** BEGIN **
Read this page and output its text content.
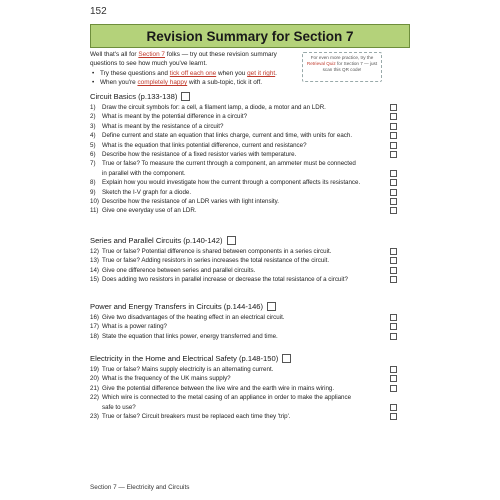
152
Revision Summary for Section 7

Well that's all for Section 7 folks — try out these revision summary questions to see how much you've learnt.

• Try these questions and tick off each one when you get it right.
• When you're completely happy with a sub-topic, tick it off.
For even more practice, try the Retrieval Quiz for Section 7 — just scan this QR code!
Circuit Basics (p.133-138)
1) Draw the circuit symbols for: a cell, a filament lamp, a diode, a motor and an LDR.
2) What is meant by the potential difference in a circuit?
3) What is meant by the resistance of a circuit?
4) Define current and state an equation that links charge, current and time, with units for each.
5) What is the equation that links potential difference, current and resistance?
6) Describe how the resistance of a fixed resistor varies with temperature.
7) True or false? To measure the current through a component, an ammeter must be connected
in parallel with the component.
8) Explain how you would investigate how the current through a component affects its resistance.
9) Sketch the I-V graph for a diode.
10) Describe how the resistance of an LDR varies with light intensity.
11) Give one everyday use of an LDR.
Series and Parallel Circuits (p.140-142)
12) True or false? Potential difference is shared between components in a series circuit.
13) True or false? Adding resistors in series increases the total resistance of the circuit.
14) Give one difference between series and parallel circuits.
15) Does adding two resistors in parallel increase or decrease the total resistance of a circuit?
Power and Energy Transfers in Circuits (p.144-146)
16) Give two disadvantages of the heating effect in an electrical circuit.
17) What is a power rating?
18) State the equation that links power, energy transferred and time.
Electricity in the Home and Electrical Safety (p.148-150)
19) True or false? Mains supply electricity is an alternating current.
20) What is the frequency of the UK mains supply?
21) Give the potential difference between the live wire and the earth wire in mains wiring.
22) Which wire is connected to the metal casing of an appliance in order to make the appliance
safe to use?
23) True or false? Circuit breakers must be replaced each time they 'trip'.
Section 7 — Electricity and Circuits
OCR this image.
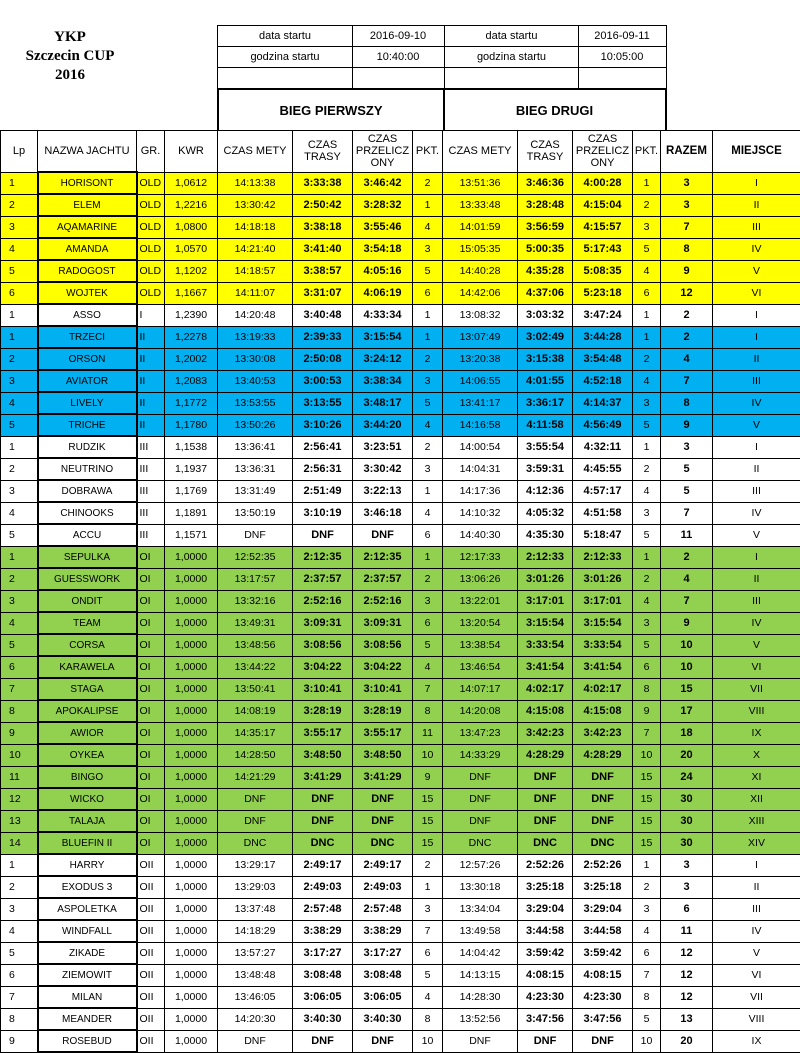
YKP
Szczecin CUP
2016
data startu	2016-09-10
godzina startu	10:40:00
BIEG PIERWSZY
data startu	2016-09-11
godzina startu	10:05:00
BIEG DRUGI
Lp	NAZWA JACHTU	GR.	KWR	CZAS METY	CZAS TRASY	CZAS PRZELICZ ONY	PKT.	CZAS METY	CZAS TRASY	CZAS PRZELICZ ONY	PKT.	RAZEM	MIEJSCE
1	HORISONT	OLD	1,0612	14:13:38	3:33:38	3:46:42	2	13:51:36	3:46:36	4:00:28	1	3	I
2	ELEM	OLD	1,2216	13:30:42	2:50:42	3:28:32	1	13:33:48	3:28:48	4:15:04	2	3	II
3	AQAMARINE	OLD	1,0800	14:18:18	3:38:18	3:55:46	4	14:01:59	3:56:59	4:15:57	3	7	III
4	AMANDA	OLD	1,0570	14:21:40	3:41:40	3:54:18	3	15:05:35	5:00:35	5:17:43	5	8	IV
5	RADOGOST	OLD	1,1202	14:18:57	3:38:57	4:05:16	5	14:40:28	4:35:28	5:08:35	4	9	V
6	WOJTEK	OLD	1,1667	14:11:07	3:31:07	4:06:19	6	14:42:06	4:37:06	5:23:18	6	12	VI
1	ASSO	I	1,2390	14:20:48	3:40:48	4:33:34	1	13:08:32	3:03:32	3:47:24	1	2	I
1	TRZECI	II	1,2278	13:19:33	2:39:33	3:15:54	1	13:07:49	3:02:49	3:44:28	1	2	I
2	ORSON	II	1,2002	13:30:08	2:50:08	3:24:12	2	13:20:38	3:15:38	3:54:48	2	4	II
3	AVIATOR	II	1,2083	13:40:53	3:00:53	3:38:34	3	14:06:55	4:01:55	4:52:18	4	7	III
4	LIVELY	II	1,1772	13:53:55	3:13:55	3:48:17	5	13:41:17	3:36:17	4:14:37	3	8	IV
5	TRICHE	II	1,1780	13:50:26	3:10:26	3:44:20	4	14:16:58	4:11:58	4:56:49	5	9	V
1	RUDZIK	III	1,1538	13:36:41	2:56:41	3:23:51	2	14:00:54	3:55:54	4:32:11	1	3	I
2	NEUTRINO	III	1,1937	13:36:31	2:56:31	3:30:42	3	14:04:31	3:59:31	4:45:55	2	5	II
3	DOBRAWA	III	1,1769	13:31:49	2:51:49	3:22:13	1	14:17:36	4:12:36	4:57:17	4	5	III
4	CHINOOKS	III	1,1891	13:50:19	3:10:19	3:46:18	4	14:10:32	4:05:32	4:51:58	3	7	IV
5	ACCU	III	1,1571	DNF	DNF	DNF	6	14:40:30	4:35:30	5:18:47	5	11	V
1	SEPULKA	OI	1,0000	12:52:35	2:12:35	2:12:35	1	12:17:33	2:12:33	2:12:33	1	2	I
2	GUESSWORK	OI	1,0000	13:17:57	2:37:57	2:37:57	2	13:06:26	3:01:26	3:01:26	2	4	II
3	ONDIT	OI	1,0000	13:32:16	2:52:16	2:52:16	3	13:22:01	3:17:01	3:17:01	4	7	III
4	TEAM	OI	1,0000	13:49:31	3:09:31	3:09:31	6	13:20:54	3:15:54	3:15:54	3	9	IV
5	CORSA	OI	1,0000	13:48:56	3:08:56	3:08:56	5	13:38:54	3:33:54	3:33:54	5	10	V
6	KARAWELA	OI	1,0000	13:44:22	3:04:22	3:04:22	4	13:46:54	3:41:54	3:41:54	6	10	VI
7	STAGA	OI	1,0000	13:50:41	3:10:41	3:10:41	7	14:07:17	4:02:17	4:02:17	8	15	VII
8	APOKALIPSE	OI	1,0000	14:08:19	3:28:19	3:28:19	8	14:20:08	4:15:08	4:15:08	9	17	VIII
9	AWIOR	OI	1,0000	14:35:17	3:55:17	3:55:17	11	13:47:23	3:42:23	3:42:23	7	18	IX
10	OYKEA	OI	1,0000	14:28:50	3:48:50	3:48:50	10	14:33:29	4:28:29	4:28:29	10	20	X
11	BINGO	OI	1,0000	14:21:29	3:41:29	3:41:29	9	DNF	DNF	DNF	15	24	XI
12	WICKO	OI	1,0000	DNF	DNF	DNF	15	DNF	DNF	DNF	15	30	XII
13	TALAJA	OI	1,0000	DNF	DNF	DNF	15	DNF	DNF	DNF	15	30	XIII
14	BLUEFIN II	OI	1,0000	DNC	DNC	DNC	15	DNC	DNC	DNC	15	30	XIV
1	HARRY	OII	1,0000	13:29:17	2:49:17	2:49:17	2	12:57:26	2:52:26	2:52:26	1	3	I
2	EXODUS 3	OII	1,0000	13:29:03	2:49:03	2:49:03	1	13:30:18	3:25:18	3:25:18	2	3	II
3	ASPOLETKA	OII	1,0000	13:37:48	2:57:48	2:57:48	3	13:34:04	3:29:04	3:29:04	3	6	III
4	WINDFALL	OII	1,0000	14:18:29	3:38:29	3:38:29	7	13:49:58	3:44:58	3:44:58	4	11	IV
5	ZIKADE	OII	1,0000	13:57:27	3:17:27	3:17:27	6	14:04:42	3:59:42	3:59:42	6	12	V
6	ZIEMOWIT	OII	1,0000	13:48:48	3:08:48	3:08:48	5	14:13:15	4:08:15	4:08:15	7	12	VI
7	MILAN	OII	1,0000	13:46:05	3:06:05	3:06:05	4	14:28:30	4:23:30	4:23:30	8	12	VII
8	MEANDER	OII	1,0000	14:20:30	3:40:30	3:40:30	8	13:52:56	3:47:56	3:47:56	5	13	VIII
9	ROSEBUD	OII	1,0000	DNF	DNF	DNF	10	DNF	DNF	DNF	10	20	IX
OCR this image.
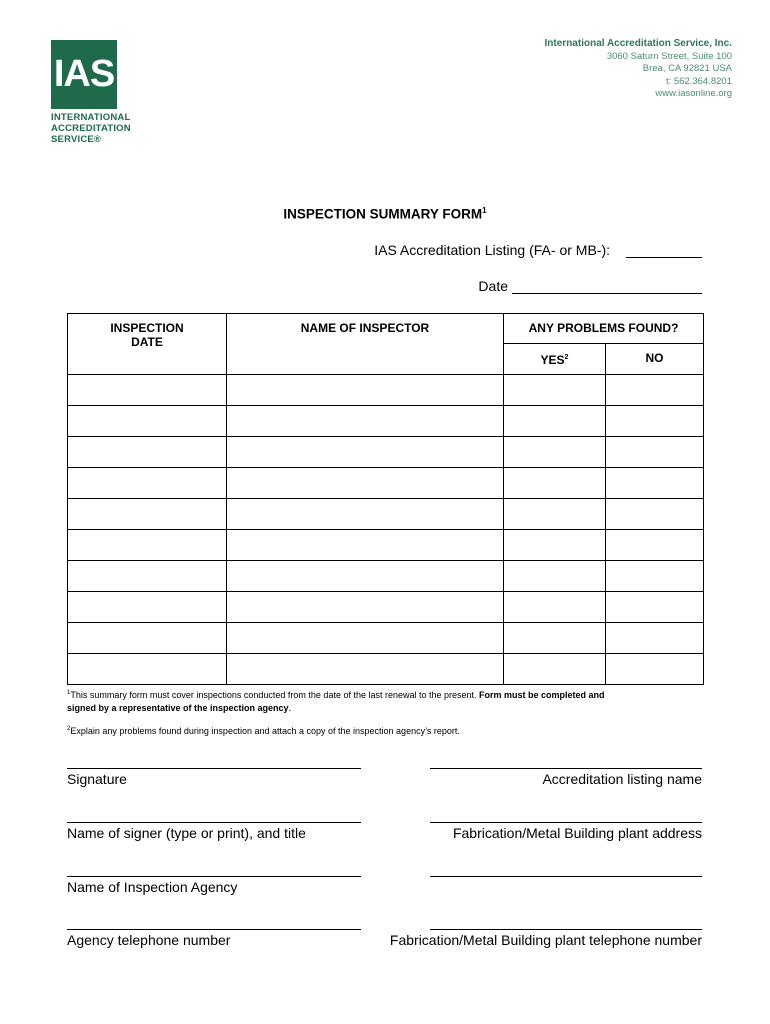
IAS
INTERNATIONAL
ACCREDITATION
SERVICE®
International Accreditation Service, Inc.
3060 Saturn Street, Suite 100
Brea, CA 92821 USA
t: 562.364.8201
www.iasonline.org
INSPECTION SUMMARY FORM$^1$
IAS Accreditation Listing (FA- or MB-):
Date
INSPECTION
DATE	NAME OF INSPECTOR	ANY PROBLEMS FOUND?	
		YES$^2$	NO

$^1$This summary form must cover inspections conducted from the date of the last renewal to the present. Form must be completed and
signed by a representative of the inspection agency.
$^2$Explain any problems found during inspection and attach a copy of the inspection agency’s report.
Signature	Accreditation listing name
Name of signer (type or print), and title	Fabrication/Metal Building plant address
Name of Inspection Agency
Agency telephone number	Fabrication/Metal Building plant telephone number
** END **
Isolate the lines that hold the word "through" and copy all of them.

7) True or false? To measure the current through a component, an ammeter must be connected
8) Explain how you would investigate how the current through a component affects its resistance.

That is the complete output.